— begin Records for processing —
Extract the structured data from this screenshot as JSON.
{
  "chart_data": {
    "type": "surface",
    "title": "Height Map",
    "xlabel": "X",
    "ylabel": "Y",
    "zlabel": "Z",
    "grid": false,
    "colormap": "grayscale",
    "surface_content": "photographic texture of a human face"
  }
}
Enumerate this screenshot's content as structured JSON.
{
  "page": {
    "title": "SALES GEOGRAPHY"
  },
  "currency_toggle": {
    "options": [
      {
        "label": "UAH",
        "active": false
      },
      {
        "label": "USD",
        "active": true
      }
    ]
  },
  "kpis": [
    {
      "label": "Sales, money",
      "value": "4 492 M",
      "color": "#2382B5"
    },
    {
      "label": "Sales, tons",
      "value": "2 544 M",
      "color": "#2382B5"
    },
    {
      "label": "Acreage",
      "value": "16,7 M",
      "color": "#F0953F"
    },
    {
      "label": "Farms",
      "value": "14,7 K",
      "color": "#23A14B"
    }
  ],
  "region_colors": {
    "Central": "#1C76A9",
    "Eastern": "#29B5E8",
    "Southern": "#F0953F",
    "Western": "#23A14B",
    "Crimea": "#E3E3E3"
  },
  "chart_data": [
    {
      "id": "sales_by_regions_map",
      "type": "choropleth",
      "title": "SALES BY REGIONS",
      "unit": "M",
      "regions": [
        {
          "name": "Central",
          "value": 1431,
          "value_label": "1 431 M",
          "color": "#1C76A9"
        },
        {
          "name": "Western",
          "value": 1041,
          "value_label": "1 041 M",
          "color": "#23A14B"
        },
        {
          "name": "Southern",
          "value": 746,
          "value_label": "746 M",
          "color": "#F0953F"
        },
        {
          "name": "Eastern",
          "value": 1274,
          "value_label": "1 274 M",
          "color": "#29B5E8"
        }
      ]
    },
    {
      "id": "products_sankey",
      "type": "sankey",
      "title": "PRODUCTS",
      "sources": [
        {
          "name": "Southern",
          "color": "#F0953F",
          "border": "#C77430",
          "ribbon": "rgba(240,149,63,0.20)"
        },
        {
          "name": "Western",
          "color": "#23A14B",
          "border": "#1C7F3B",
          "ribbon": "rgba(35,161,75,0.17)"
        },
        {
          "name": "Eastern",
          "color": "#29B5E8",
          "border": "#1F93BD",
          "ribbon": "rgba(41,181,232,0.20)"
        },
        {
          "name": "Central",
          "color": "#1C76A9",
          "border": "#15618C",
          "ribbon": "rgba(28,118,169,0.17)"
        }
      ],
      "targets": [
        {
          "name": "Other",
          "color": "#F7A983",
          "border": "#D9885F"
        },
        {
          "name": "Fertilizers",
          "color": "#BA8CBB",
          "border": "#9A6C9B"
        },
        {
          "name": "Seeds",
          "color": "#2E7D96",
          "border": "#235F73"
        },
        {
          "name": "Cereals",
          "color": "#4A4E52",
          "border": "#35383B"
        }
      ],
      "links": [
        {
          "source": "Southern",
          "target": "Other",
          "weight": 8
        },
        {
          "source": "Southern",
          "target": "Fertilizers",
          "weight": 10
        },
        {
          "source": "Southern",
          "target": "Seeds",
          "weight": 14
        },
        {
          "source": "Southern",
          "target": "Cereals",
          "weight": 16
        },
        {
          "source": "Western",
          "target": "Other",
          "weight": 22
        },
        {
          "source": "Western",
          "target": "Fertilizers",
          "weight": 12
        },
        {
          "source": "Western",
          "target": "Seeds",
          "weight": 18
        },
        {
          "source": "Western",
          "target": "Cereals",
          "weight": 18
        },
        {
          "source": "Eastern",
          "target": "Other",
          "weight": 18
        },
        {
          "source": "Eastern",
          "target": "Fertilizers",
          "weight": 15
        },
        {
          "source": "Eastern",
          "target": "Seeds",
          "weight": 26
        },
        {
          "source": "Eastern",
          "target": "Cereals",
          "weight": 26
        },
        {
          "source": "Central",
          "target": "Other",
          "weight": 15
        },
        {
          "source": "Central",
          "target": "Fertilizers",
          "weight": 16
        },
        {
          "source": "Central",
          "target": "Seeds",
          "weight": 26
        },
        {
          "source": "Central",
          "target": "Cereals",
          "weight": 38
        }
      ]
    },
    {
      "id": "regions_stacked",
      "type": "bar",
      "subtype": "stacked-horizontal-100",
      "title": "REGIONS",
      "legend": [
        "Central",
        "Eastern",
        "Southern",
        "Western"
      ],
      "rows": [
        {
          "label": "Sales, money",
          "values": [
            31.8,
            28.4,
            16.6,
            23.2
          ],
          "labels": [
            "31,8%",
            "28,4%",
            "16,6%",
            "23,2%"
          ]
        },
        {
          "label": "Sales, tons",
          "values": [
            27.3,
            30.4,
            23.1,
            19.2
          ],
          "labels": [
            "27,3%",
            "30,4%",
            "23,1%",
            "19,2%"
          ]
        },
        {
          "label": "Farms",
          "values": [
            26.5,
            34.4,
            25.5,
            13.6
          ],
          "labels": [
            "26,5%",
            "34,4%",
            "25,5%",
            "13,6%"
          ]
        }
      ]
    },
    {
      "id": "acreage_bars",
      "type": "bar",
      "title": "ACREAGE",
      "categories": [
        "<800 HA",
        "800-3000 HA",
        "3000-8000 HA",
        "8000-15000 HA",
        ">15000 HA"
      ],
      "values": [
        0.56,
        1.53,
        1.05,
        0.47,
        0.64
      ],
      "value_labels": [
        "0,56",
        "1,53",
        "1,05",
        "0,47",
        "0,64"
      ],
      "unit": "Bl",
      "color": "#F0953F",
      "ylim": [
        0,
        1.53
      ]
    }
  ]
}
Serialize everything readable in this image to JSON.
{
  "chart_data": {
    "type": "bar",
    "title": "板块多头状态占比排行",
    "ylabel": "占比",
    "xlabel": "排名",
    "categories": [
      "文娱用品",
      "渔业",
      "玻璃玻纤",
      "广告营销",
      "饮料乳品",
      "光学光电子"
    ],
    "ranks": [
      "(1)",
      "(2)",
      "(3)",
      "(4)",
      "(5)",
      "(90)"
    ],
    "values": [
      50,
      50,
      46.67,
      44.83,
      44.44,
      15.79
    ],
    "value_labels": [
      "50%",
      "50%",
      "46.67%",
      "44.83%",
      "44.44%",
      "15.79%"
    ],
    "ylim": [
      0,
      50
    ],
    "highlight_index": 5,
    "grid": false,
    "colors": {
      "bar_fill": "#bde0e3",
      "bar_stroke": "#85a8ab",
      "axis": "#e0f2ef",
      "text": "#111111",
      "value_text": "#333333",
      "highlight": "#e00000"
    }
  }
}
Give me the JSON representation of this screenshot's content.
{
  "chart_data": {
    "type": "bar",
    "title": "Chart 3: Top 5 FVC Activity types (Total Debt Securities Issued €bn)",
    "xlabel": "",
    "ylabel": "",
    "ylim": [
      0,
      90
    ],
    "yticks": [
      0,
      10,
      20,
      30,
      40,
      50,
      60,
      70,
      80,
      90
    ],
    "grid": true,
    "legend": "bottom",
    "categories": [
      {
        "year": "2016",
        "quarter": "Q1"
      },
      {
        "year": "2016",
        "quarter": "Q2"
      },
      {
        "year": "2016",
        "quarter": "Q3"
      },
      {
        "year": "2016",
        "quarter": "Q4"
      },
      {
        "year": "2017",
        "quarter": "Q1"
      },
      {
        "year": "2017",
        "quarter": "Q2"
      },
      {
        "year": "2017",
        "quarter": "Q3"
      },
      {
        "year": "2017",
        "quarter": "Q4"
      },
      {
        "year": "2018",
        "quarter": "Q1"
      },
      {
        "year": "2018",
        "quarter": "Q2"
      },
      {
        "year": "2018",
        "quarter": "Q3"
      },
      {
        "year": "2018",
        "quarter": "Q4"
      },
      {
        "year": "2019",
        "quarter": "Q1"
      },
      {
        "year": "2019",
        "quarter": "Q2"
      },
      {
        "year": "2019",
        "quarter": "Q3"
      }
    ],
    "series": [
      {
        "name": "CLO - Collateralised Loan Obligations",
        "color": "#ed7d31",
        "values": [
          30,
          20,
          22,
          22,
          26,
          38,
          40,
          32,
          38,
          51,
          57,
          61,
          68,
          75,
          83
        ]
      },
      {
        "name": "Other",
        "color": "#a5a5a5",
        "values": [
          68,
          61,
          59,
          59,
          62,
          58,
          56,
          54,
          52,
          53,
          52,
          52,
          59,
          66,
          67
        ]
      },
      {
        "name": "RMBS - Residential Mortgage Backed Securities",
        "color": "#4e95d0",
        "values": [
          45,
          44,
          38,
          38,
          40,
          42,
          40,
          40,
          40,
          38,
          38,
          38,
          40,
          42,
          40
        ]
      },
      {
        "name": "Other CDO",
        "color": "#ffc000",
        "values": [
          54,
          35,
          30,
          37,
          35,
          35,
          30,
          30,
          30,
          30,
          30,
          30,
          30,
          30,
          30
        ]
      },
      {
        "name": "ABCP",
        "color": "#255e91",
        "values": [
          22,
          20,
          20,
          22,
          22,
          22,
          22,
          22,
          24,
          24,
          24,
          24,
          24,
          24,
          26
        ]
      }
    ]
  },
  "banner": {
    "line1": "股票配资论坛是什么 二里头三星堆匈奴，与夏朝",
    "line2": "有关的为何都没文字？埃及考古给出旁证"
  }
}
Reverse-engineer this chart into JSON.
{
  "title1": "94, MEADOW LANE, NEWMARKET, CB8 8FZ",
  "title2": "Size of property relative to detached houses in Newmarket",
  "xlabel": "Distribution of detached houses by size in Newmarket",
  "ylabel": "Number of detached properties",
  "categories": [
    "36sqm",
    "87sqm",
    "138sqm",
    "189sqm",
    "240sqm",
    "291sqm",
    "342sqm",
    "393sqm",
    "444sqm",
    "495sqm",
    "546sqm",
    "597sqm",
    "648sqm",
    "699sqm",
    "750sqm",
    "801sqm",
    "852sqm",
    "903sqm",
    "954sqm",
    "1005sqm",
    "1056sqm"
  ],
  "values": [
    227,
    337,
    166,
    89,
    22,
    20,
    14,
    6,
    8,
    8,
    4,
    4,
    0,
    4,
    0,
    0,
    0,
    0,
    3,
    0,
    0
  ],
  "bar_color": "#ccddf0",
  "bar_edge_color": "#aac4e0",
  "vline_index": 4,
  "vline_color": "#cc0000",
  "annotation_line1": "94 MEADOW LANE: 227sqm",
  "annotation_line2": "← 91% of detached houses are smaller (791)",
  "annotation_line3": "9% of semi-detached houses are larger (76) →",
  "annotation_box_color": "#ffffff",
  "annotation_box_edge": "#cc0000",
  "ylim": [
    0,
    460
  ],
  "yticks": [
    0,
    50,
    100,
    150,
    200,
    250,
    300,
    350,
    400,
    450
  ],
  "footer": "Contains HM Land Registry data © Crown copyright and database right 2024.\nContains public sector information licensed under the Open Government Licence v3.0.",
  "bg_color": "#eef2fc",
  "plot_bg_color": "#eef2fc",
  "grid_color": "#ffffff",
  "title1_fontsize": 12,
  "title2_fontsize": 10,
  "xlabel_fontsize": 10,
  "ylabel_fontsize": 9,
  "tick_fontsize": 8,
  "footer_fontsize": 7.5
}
— end Records for processing —
> The task:
Copy all lines from the material that hold "JSON".

> Answer below:
Extract the structured data from this screenshot as JSON.
Enumerate this screenshot's content as structured JSON.
Serialize everything readable in this image to JSON.
Give me the JSON representation of this screenshot's content.
Reverse-engineer this chart into JSON.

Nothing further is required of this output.